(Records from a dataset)
* * * * * * * * *

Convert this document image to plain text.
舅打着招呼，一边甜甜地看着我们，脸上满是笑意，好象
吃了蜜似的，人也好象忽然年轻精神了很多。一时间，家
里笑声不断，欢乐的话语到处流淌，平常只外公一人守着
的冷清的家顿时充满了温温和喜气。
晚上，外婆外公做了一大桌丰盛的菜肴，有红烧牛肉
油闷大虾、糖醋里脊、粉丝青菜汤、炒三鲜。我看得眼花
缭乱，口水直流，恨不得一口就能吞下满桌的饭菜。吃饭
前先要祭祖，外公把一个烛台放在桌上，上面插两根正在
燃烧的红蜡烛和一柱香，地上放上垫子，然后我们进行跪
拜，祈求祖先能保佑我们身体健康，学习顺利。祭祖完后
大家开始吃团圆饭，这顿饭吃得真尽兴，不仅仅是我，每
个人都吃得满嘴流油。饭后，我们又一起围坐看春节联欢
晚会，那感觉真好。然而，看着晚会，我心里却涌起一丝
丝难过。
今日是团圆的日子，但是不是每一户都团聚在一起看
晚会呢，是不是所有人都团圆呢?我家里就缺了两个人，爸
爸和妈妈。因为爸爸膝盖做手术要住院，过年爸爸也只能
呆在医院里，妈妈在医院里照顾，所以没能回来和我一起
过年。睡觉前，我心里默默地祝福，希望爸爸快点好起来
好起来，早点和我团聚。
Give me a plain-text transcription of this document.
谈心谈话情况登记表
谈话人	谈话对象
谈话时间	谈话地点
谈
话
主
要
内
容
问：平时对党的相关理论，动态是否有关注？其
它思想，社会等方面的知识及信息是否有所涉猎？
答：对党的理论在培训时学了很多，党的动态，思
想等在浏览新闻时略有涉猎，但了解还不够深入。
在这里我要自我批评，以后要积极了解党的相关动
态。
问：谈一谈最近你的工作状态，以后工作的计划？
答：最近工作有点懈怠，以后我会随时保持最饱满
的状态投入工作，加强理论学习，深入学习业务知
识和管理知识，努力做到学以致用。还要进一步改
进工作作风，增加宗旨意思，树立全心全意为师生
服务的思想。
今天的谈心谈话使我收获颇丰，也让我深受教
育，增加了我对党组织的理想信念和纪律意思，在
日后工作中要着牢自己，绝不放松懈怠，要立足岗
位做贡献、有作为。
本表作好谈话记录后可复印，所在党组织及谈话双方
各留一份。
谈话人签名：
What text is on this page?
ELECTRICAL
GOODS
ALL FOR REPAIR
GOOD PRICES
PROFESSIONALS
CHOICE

* * * * * * * * *

| WORK TO BE COMPLETED |
Give again, word for word, every line from the one holding "Give me a plain-text" to the end of the data.

| PROBLEM SOLUTION |
Give me a plain-text transcription of this document.
谈心谈话情况登记表
谈话人	谈话对象
谈话时间	谈话地点
谈
话
主
要
内
容
问：平时对党的相关理论，动态是否有关注？其
它思想，社会等方面的知识及信息是否有所涉猎？
答：对党的理论在培训时学了很多，党的动态，思
想等在浏览新闻时略有涉猎，但了解还不够深入。
在这里我要自我批评，以后要积极了解党的相关动
态。
问：谈一谈最近你的工作状态，以后工作的计划？
答：最近工作有点懈怠，以后我会随时保持最饱满
的状态投入工作，加强理论学习，深入学习业务知
识和管理知识，努力做到学以致用。还要进一步改
进工作作风，增加宗旨意思，树立全心全意为师生
服务的思想。
今天的谈心谈话使我收获颇丰，也让我深受教
育，增加了我对党组织的理想信念和纪律意思，在
日后工作中要着牢自己，绝不放松懈怠，要立足岗
位做贡献、有作为。
本表作好谈话记录后可复印，所在党组织及谈话双方
各留一份。
谈话人签名：
What text is on this page?
ELECTRICAL
GOODS
ALL FOR REPAIR
GOOD PRICES
PROFESSIONALS
CHOICE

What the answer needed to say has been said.